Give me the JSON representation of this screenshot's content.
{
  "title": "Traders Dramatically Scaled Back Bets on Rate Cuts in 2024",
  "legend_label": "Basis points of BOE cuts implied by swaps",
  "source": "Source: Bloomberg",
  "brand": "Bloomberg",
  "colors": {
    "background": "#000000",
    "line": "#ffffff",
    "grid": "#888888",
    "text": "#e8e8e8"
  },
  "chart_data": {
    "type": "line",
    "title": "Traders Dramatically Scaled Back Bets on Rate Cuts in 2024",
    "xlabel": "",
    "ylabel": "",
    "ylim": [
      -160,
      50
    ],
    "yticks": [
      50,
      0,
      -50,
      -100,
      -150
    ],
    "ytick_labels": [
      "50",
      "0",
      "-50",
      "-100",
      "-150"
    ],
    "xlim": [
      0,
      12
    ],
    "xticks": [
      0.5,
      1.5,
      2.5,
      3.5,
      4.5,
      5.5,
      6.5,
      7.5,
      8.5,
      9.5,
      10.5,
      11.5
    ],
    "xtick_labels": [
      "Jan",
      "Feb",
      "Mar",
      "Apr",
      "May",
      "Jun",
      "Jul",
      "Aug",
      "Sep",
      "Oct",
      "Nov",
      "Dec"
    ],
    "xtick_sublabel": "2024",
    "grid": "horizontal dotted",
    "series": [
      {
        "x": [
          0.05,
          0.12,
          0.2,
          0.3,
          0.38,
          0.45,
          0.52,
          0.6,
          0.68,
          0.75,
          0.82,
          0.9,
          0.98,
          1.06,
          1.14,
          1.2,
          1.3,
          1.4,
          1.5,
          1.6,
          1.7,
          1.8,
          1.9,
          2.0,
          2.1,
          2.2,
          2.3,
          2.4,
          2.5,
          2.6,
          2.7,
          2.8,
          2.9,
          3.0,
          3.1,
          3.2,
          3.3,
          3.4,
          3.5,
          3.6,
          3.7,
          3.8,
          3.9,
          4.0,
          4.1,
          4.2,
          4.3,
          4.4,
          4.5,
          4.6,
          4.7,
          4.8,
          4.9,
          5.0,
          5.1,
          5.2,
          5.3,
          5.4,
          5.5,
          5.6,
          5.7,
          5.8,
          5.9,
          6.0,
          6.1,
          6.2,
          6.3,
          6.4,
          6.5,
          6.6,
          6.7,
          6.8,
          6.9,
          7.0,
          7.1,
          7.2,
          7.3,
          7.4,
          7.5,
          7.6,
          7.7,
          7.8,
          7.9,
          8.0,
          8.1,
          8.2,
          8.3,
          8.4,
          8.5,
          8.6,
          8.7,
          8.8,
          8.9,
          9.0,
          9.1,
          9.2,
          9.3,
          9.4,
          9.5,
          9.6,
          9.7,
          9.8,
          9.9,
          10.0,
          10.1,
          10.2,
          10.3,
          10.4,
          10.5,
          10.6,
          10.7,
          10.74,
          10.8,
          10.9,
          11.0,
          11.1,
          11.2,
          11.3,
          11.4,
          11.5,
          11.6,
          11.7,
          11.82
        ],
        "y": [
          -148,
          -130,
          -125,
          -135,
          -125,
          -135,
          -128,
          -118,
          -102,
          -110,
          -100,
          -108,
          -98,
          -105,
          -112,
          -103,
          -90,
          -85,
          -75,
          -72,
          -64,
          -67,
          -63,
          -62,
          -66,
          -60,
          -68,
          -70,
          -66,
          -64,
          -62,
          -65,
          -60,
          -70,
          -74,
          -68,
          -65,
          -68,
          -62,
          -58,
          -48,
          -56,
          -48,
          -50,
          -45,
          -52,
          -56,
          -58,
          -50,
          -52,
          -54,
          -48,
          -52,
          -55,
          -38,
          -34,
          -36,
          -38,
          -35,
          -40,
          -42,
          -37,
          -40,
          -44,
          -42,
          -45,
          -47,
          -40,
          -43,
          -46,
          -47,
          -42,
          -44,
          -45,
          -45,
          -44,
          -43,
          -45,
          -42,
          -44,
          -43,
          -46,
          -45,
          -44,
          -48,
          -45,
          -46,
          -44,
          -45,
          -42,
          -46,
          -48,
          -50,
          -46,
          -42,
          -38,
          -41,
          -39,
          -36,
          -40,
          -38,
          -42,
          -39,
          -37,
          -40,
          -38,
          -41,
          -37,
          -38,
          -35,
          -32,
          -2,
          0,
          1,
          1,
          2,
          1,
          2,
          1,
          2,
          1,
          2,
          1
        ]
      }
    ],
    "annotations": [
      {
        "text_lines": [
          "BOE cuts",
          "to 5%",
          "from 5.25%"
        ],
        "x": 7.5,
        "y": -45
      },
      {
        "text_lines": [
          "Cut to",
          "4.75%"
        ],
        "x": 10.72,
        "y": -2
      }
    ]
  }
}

##########

Problem requirements: Quote the data above in full, changing nothing.

Reply:
Give me the JSON representation of this screenshot's content.
{
  "title": "Traders Dramatically Scaled Back Bets on Rate Cuts in 2024",
  "legend_label": "Basis points of BOE cuts implied by swaps",
  "source": "Source: Bloomberg",
  "brand": "Bloomberg",
  "colors": {
    "background": "#000000",
    "line": "#ffffff",
    "grid": "#888888",
    "text": "#e8e8e8"
  },
  "chart_data": {
    "type": "line",
    "title": "Traders Dramatically Scaled Back Bets on Rate Cuts in 2024",
    "xlabel": "",
    "ylabel": "",
    "ylim": [
      -160,
      50
    ],
    "yticks": [
      50,
      0,
      -50,
      -100,
      -150
    ],
    "ytick_labels": [
      "50",
      "0",
      "-50",
      "-100",
      "-150"
    ],
    "xlim": [
      0,
      12
    ],
    "xticks": [
      0.5,
      1.5,
      2.5,
      3.5,
      4.5,
      5.5,
      6.5,
      7.5,
      8.5,
      9.5,
      10.5,
      11.5
    ],
    "xtick_labels": [
      "Jan",
      "Feb",
      "Mar",
      "Apr",
      "May",
      "Jun",
      "Jul",
      "Aug",
      "Sep",
      "Oct",
      "Nov",
      "Dec"
    ],
    "xtick_sublabel": "2024",
    "grid": "horizontal dotted",
    "series": [
      {
        "x": [
          0.05,
          0.12,
          0.2,
          0.3,
          0.38,
          0.45,
          0.52,
          0.6,
          0.68,
          0.75,
          0.82,
          0.9,
          0.98,
          1.06,
          1.14,
          1.2,
          1.3,
          1.4,
          1.5,
          1.6,
          1.7,
          1.8,
          1.9,
          2.0,
          2.1,
          2.2,
          2.3,
          2.4,
          2.5,
          2.6,
          2.7,
          2.8,
          2.9,
          3.0,
          3.1,
          3.2,
          3.3,
          3.4,
          3.5,
          3.6,
          3.7,
          3.8,
          3.9,
          4.0,
          4.1,
          4.2,
          4.3,
          4.4,
          4.5,
          4.6,
          4.7,
          4.8,
          4.9,
          5.0,
          5.1,
          5.2,
          5.3,
          5.4,
          5.5,
          5.6,
          5.7,
          5.8,
          5.9,
          6.0,
          6.1,
          6.2,
          6.3,
          6.4,
          6.5,
          6.6,
          6.7,
          6.8,
          6.9,
          7.0,
          7.1,
          7.2,
          7.3,
          7.4,
          7.5,
          7.6,
          7.7,
          7.8,
          7.9,
          8.0,
          8.1,
          8.2,
          8.3,
          8.4,
          8.5,
          8.6,
          8.7,
          8.8,
          8.9,
          9.0,
          9.1,
          9.2,
          9.3,
          9.4,
          9.5,
          9.6,
          9.7,
          9.8,
          9.9,
          10.0,
          10.1,
          10.2,
          10.3,
          10.4,
          10.5,
          10.6,
          10.7,
          10.74,
          10.8,
          10.9,
          11.0,
          11.1,
          11.2,
          11.3,
          11.4,
          11.5,
          11.6,
          11.7,
          11.82
        ],
        "y": [
          -148,
          -130,
          -125,
          -135,
          -125,
          -135,
          -128,
          -118,
          -102,
          -110,
          -100,
          -108,
          -98,
          -105,
          -112,
          -103,
          -90,
          -85,
          -75,
          -72,
          -64,
          -67,
          -63,
          -62,
          -66,
          -60,
          -68,
          -70,
          -66,
          -64,
          -62,
          -65,
          -60,
          -70,
          -74,
          -68,
          -65,
          -68,
          -62,
          -58,
          -48,
          -56,
          -48,
          -50,
          -45,
          -52,
          -56,
          -58,
          -50,
          -52,
          -54,
          -48,
          -52,
          -55,
          -38,
          -34,
          -36,
          -38,
          -35,
          -40,
          -42,
          -37,
          -40,
          -44,
          -42,
          -45,
          -47,
          -40,
          -43,
          -46,
          -47,
          -42,
          -44,
          -45,
          -45,
          -44,
          -43,
          -45,
          -42,
          -44,
          -43,
          -46,
          -45,
          -44,
          -48,
          -45,
          -46,
          -44,
          -45,
          -42,
          -46,
          -48,
          -50,
          -46,
          -42,
          -38,
          -41,
          -39,
          -36,
          -40,
          -38,
          -42,
          -39,
          -37,
          -40,
          -38,
          -41,
          -37,
          -38,
          -35,
          -32,
          -2,
          0,
          1,
          1,
          2,
          1,
          2,
          1,
          2,
          1,
          2,
          1
        ]
      }
    ],
    "annotations": [
      {
        "text_lines": [
          "BOE cuts",
          "to 5%",
          "from 5.25%"
        ],
        "x": 7.5,
        "y": -45
      },
      {
        "text_lines": [
          "Cut to",
          "4.75%"
        ],
        "x": 10.72,
        "y": -2
      }
    ]
  }
}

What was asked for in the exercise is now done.